▶ TASK REQUIREMENTS
Locate each line below that includes "home" and reproduce it.

--- start of DATA TO USE ---

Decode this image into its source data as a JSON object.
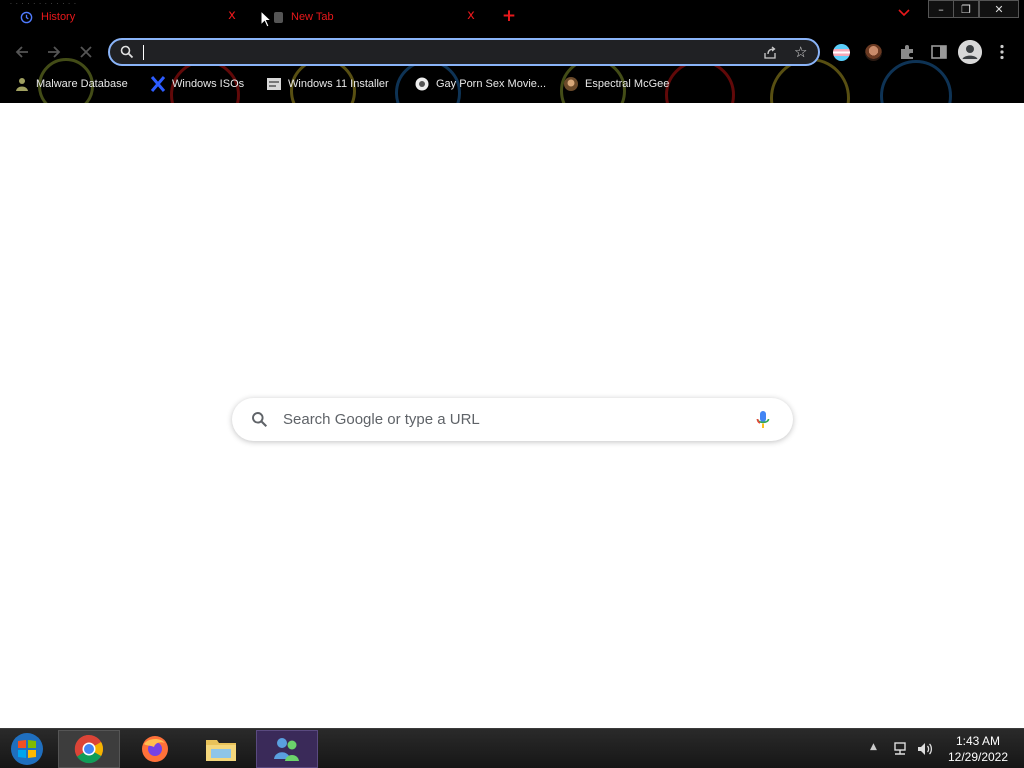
{
  "tabs": [
    {
      "title": "History",
      "favicon": "history-icon",
      "close_glyph": "x"
    },
    {
      "title": "New Tab",
      "favicon": "newtab-icon",
      "close_glyph": "x"
    }
  ],
  "new_tab_glyph": "+",
  "window_controls": {
    "minimize": "–",
    "maximize": "❐",
    "close": "✕"
  },
  "omnibox": {
    "value": "",
    "placeholder": ""
  },
  "bookmarks": [
    {
      "label": "Malware Database",
      "icon": "malware-icon"
    },
    {
      "label": "Windows ISOs",
      "icon": "x-logo-icon"
    },
    {
      "label": "Windows 11 Installer",
      "icon": "installer-icon"
    },
    {
      "label": "Gay Porn Sex Movie...",
      "icon": "site-icon"
    },
    {
      "label": "Espectral McGee",
      "icon": "avatar-icon"
    }
  ],
  "ntp_search": {
    "placeholder": "Search Google or type a URL"
  },
  "taskbar": {
    "apps": [
      "start-orb",
      "chrome",
      "firefox",
      "file-explorer",
      "messenger"
    ],
    "time": "1:43 AM",
    "date": "12/29/2022"
  },
  "colors": {
    "tab_text": "#e8181b",
    "omnibox_border": "#8ab4f8",
    "page_bg": "#ffffff"
  }
}
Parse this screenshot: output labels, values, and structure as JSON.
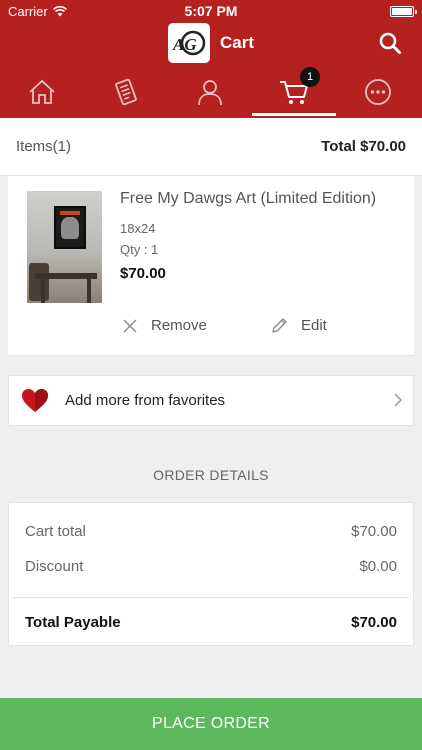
{
  "status_bar": {
    "carrier": "Carrier",
    "time": "5:07 PM"
  },
  "header": {
    "title": "Cart",
    "logo_text": "AG"
  },
  "tabs": [
    {
      "name": "home",
      "icon": "home-icon"
    },
    {
      "name": "catalog",
      "icon": "catalog-icon"
    },
    {
      "name": "profile",
      "icon": "user-icon"
    },
    {
      "name": "cart",
      "icon": "cart-icon",
      "badge": "1",
      "active": true
    },
    {
      "name": "more",
      "icon": "more-icon"
    }
  ],
  "summary": {
    "items_label": "Items(1)",
    "total_label": "Total  $70.00"
  },
  "cart_item": {
    "name": "Free My Dawgs Art (Limited Edition)",
    "size": "18x24",
    "qty": "Qty : 1",
    "price": "$70.00",
    "remove_label": "Remove",
    "edit_label": "Edit"
  },
  "favorites": {
    "label": "Add more from favorites"
  },
  "order_details": {
    "heading": "ORDER DETAILS",
    "cart_total_label": "Cart total",
    "cart_total_value": "$70.00",
    "discount_label": "Discount",
    "discount_value": "$0.00",
    "payable_label": "Total Payable",
    "payable_value": "$70.00"
  },
  "place_order_label": "PLACE ORDER",
  "colors": {
    "brand_red": "#b5211f",
    "place_order_green": "#5cb85c",
    "heart_red": "#c8151b"
  }
}
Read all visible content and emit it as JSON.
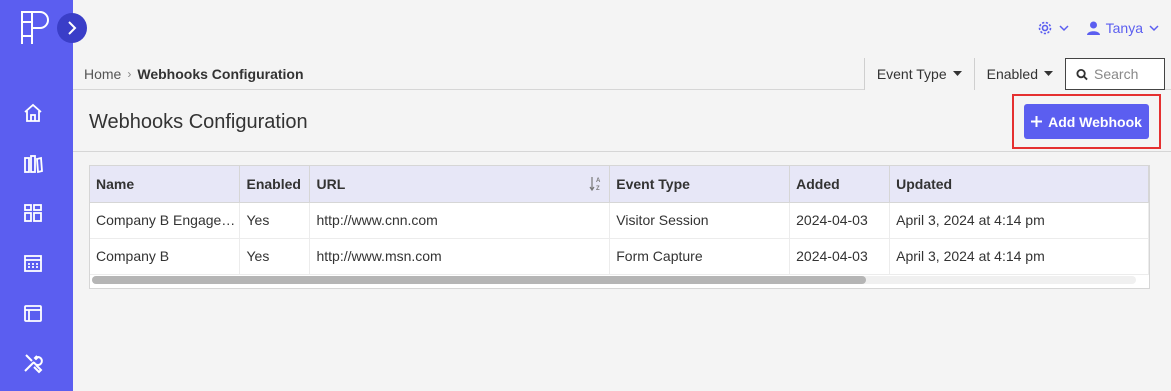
{
  "user": {
    "name": "Tanya"
  },
  "breadcrumb": {
    "home": "Home",
    "current": "Webhooks Configuration"
  },
  "filters": {
    "event_type": "Event Type",
    "enabled": "Enabled",
    "search_placeholder": "Search"
  },
  "page": {
    "title": "Webhooks Configuration",
    "add_button": "Add Webhook"
  },
  "table": {
    "columns": [
      "Name",
      "Enabled",
      "URL",
      "Event Type",
      "Added",
      "Updated"
    ],
    "rows": [
      [
        "Company B Engage…",
        "Yes",
        "http://www.cnn.com",
        "Visitor Session",
        "2024-04-03",
        "April 3, 2024 at 4:14 pm"
      ],
      [
        "Company B",
        "Yes",
        "http://www.msn.com",
        "Form Capture",
        "2024-04-03",
        "April 3, 2024 at 4:14 pm"
      ]
    ]
  },
  "colors": {
    "accent": "#5b5ef0",
    "highlight": "#e53030",
    "header_bg": "#e7e7f7"
  },
  "icons": {
    "sidebar": [
      "home-icon",
      "library-icon",
      "dashboard-icon",
      "calendar-icon",
      "browser-window-icon",
      "tools-icon"
    ]
  }
}
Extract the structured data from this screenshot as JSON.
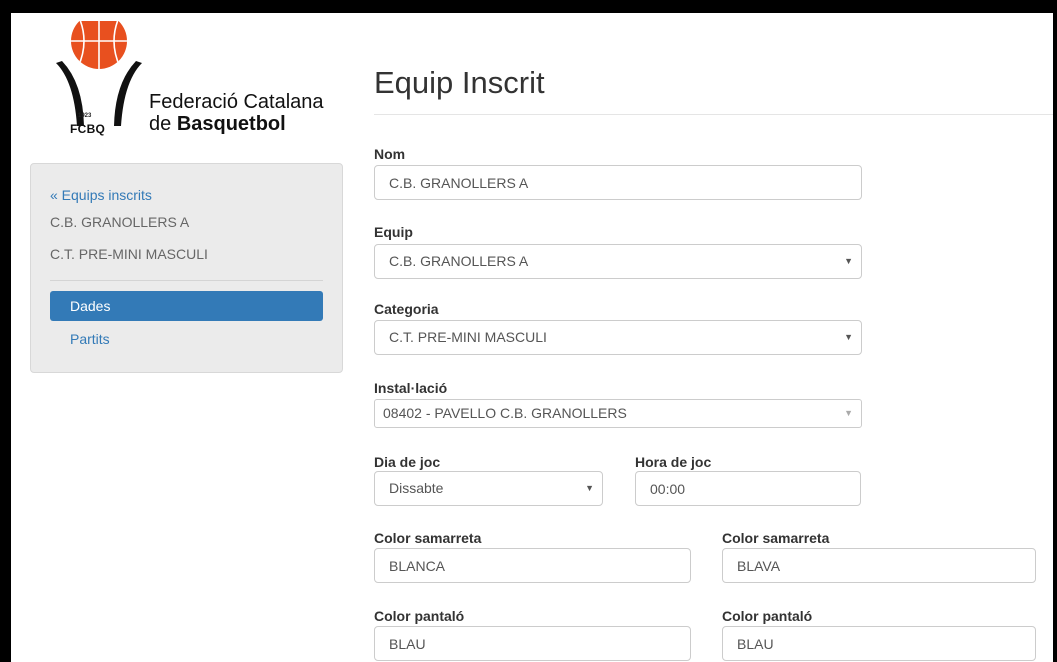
{
  "logo": {
    "year": "1923",
    "abbr": "FCBQ",
    "line1": "Federació Catalana",
    "line2_prefix": "de ",
    "line2_bold": "Basquetbol"
  },
  "sidebar": {
    "back_link": "« Equips inscrits",
    "team": "C.B. GRANOLLERS A",
    "category": "C.T. PRE-MINI MASCULI",
    "nav": [
      {
        "label": "Dades",
        "active": true
      },
      {
        "label": "Partits",
        "active": false
      }
    ]
  },
  "page": {
    "title": "Equip Inscrit"
  },
  "form": {
    "nom": {
      "label": "Nom",
      "value": "C.B. GRANOLLERS A"
    },
    "equip": {
      "label": "Equip",
      "value": "C.B. GRANOLLERS A"
    },
    "categoria": {
      "label": "Categoria",
      "value": "C.T. PRE-MINI MASCULI"
    },
    "installacio": {
      "label": "Instal·lació",
      "value": "08402 - PAVELLO C.B. GRANOLLERS"
    },
    "dia": {
      "label": "Dia de joc",
      "value": "Dissabte"
    },
    "hora": {
      "label": "Hora de joc",
      "value": "00:00"
    },
    "color_samarreta_1": {
      "label": "Color samarreta",
      "value": "BLANCA"
    },
    "color_samarreta_2": {
      "label": "Color samarreta",
      "value": "BLAVA"
    },
    "color_pantalo_1": {
      "label": "Color pantaló",
      "value": "BLAU"
    },
    "color_pantalo_2": {
      "label": "Color pantaló",
      "value": "BLAU"
    }
  },
  "colors": {
    "primary": "#337ab7",
    "ball": "#e8501f",
    "sidebar_bg": "#ebebeb"
  }
}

--- end of DATA TO USE ---

▶ RESPONSE TO THIS TASK
      "name": "home",
      "icon": "home-icon"
    "home": "Home",
      "home-icon",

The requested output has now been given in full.